Your instructions: What follows is a listing to be transcribed exactly.

Materials provided:
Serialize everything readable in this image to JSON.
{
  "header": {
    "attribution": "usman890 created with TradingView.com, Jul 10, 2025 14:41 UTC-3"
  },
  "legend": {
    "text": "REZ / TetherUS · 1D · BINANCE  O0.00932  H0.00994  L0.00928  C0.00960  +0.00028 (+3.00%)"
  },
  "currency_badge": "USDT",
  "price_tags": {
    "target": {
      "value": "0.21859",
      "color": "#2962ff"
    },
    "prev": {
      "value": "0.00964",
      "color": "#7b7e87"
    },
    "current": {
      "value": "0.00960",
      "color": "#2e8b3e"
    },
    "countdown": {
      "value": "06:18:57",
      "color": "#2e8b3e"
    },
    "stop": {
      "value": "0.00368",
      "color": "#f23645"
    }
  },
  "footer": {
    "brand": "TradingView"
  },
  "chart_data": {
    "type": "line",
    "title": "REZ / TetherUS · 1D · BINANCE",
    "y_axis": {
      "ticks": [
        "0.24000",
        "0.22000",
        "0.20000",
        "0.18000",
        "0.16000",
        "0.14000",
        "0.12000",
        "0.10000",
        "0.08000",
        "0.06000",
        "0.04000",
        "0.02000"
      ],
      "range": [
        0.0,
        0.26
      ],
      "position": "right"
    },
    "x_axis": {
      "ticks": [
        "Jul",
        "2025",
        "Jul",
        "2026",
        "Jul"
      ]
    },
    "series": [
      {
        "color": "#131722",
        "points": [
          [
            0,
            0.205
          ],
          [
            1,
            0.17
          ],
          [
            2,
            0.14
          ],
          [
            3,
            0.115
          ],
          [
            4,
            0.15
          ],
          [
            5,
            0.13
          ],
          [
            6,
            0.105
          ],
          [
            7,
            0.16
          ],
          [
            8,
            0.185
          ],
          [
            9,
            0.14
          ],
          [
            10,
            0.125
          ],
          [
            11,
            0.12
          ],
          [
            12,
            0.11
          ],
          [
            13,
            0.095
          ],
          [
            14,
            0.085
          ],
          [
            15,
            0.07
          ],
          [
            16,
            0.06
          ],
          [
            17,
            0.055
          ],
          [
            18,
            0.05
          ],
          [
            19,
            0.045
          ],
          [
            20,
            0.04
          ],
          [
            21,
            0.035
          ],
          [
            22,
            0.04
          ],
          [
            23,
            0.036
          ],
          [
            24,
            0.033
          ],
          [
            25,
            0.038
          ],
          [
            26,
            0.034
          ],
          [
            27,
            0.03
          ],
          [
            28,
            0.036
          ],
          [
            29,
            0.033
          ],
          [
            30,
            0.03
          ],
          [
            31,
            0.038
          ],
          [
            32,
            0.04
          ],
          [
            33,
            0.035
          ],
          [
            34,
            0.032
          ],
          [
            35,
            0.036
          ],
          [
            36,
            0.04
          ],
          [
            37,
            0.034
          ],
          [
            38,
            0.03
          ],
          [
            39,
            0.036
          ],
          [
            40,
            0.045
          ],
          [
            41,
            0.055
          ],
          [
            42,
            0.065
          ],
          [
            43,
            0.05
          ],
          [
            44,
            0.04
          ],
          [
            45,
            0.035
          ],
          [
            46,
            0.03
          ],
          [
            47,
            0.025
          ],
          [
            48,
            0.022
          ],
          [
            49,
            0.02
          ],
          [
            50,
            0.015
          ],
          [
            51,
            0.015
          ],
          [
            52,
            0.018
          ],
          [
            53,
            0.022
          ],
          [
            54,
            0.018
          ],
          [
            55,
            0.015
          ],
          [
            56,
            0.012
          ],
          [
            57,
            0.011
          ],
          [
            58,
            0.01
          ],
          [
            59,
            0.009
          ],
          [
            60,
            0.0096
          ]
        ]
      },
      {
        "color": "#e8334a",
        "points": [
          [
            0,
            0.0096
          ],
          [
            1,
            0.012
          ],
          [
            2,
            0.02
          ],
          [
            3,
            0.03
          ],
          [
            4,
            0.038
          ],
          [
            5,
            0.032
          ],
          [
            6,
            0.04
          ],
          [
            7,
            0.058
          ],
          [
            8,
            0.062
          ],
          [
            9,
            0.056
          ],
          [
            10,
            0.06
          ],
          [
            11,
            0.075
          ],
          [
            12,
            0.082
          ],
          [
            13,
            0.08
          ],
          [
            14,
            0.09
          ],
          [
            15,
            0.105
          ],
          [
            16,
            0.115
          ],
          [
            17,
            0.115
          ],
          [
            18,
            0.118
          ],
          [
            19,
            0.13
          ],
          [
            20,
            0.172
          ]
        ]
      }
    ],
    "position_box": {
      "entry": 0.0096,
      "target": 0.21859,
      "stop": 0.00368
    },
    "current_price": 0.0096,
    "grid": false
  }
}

Answer:
Serialize everything readable in this image to JSON.
{
  "header": {
    "attribution": "usman890 created with TradingView.com, Jul 10, 2025 14:41 UTC-3"
  },
  "legend": {
    "text": "REZ / TetherUS · 1D · BINANCE  O0.00932  H0.00994  L0.00928  C0.00960  +0.00028 (+3.00%)"
  },
  "currency_badge": "USDT",
  "price_tags": {
    "target": {
      "value": "0.21859",
      "color": "#2962ff"
    },
    "prev": {
      "value": "0.00964",
      "color": "#7b7e87"
    },
    "current": {
      "value": "0.00960",
      "color": "#2e8b3e"
    },
    "countdown": {
      "value": "06:18:57",
      "color": "#2e8b3e"
    },
    "stop": {
      "value": "0.00368",
      "color": "#f23645"
    }
  },
  "footer": {
    "brand": "TradingView"
  },
  "chart_data": {
    "type": "line",
    "title": "REZ / TetherUS · 1D · BINANCE",
    "y_axis": {
      "ticks": [
        "0.24000",
        "0.22000",
        "0.20000",
        "0.18000",
        "0.16000",
        "0.14000",
        "0.12000",
        "0.10000",
        "0.08000",
        "0.06000",
        "0.04000",
        "0.02000"
      ],
      "range": [
        0.0,
        0.26
      ],
      "position": "right"
    },
    "x_axis": {
      "ticks": [
        "Jul",
        "2025",
        "Jul",
        "2026",
        "Jul"
      ]
    },
    "series": [
      {
        "color": "#131722",
        "points": [
          [
            0,
            0.205
          ],
          [
            1,
            0.17
          ],
          [
            2,
            0.14
          ],
          [
            3,
            0.115
          ],
          [
            4,
            0.15
          ],
          [
            5,
            0.13
          ],
          [
            6,
            0.105
          ],
          [
            7,
            0.16
          ],
          [
            8,
            0.185
          ],
          [
            9,
            0.14
          ],
          [
            10,
            0.125
          ],
          [
            11,
            0.12
          ],
          [
            12,
            0.11
          ],
          [
            13,
            0.095
          ],
          [
            14,
            0.085
          ],
          [
            15,
            0.07
          ],
          [
            16,
            0.06
          ],
          [
            17,
            0.055
          ],
          [
            18,
            0.05
          ],
          [
            19,
            0.045
          ],
          [
            20,
            0.04
          ],
          [
            21,
            0.035
          ],
          [
            22,
            0.04
          ],
          [
            23,
            0.036
          ],
          [
            24,
            0.033
          ],
          [
            25,
            0.038
          ],
          [
            26,
            0.034
          ],
          [
            27,
            0.03
          ],
          [
            28,
            0.036
          ],
          [
            29,
            0.033
          ],
          [
            30,
            0.03
          ],
          [
            31,
            0.038
          ],
          [
            32,
            0.04
          ],
          [
            33,
            0.035
          ],
          [
            34,
            0.032
          ],
          [
            35,
            0.036
          ],
          [
            36,
            0.04
          ],
          [
            37,
            0.034
          ],
          [
            38,
            0.03
          ],
          [
            39,
            0.036
          ],
          [
            40,
            0.045
          ],
          [
            41,
            0.055
          ],
          [
            42,
            0.065
          ],
          [
            43,
            0.05
          ],
          [
            44,
            0.04
          ],
          [
            45,
            0.035
          ],
          [
            46,
            0.03
          ],
          [
            47,
            0.025
          ],
          [
            48,
            0.022
          ],
          [
            49,
            0.02
          ],
          [
            50,
            0.015
          ],
          [
            51,
            0.015
          ],
          [
            52,
            0.018
          ],
          [
            53,
            0.022
          ],
          [
            54,
            0.018
          ],
          [
            55,
            0.015
          ],
          [
            56,
            0.012
          ],
          [
            57,
            0.011
          ],
          [
            58,
            0.01
          ],
          [
            59,
            0.009
          ],
          [
            60,
            0.0096
          ]
        ]
      },
      {
        "color": "#e8334a",
        "points": [
          [
            0,
            0.0096
          ],
          [
            1,
            0.012
          ],
          [
            2,
            0.02
          ],
          [
            3,
            0.03
          ],
          [
            4,
            0.038
          ],
          [
            5,
            0.032
          ],
          [
            6,
            0.04
          ],
          [
            7,
            0.058
          ],
          [
            8,
            0.062
          ],
          [
            9,
            0.056
          ],
          [
            10,
            0.06
          ],
          [
            11,
            0.075
          ],
          [
            12,
            0.082
          ],
          [
            13,
            0.08
          ],
          [
            14,
            0.09
          ],
          [
            15,
            0.105
          ],
          [
            16,
            0.115
          ],
          [
            17,
            0.115
          ],
          [
            18,
            0.118
          ],
          [
            19,
            0.13
          ],
          [
            20,
            0.172
          ]
        ]
      }
    ],
    "position_box": {
      "entry": 0.0096,
      "target": 0.21859,
      "stop": 0.00368
    },
    "current_price": 0.0096,
    "grid": false
  }
}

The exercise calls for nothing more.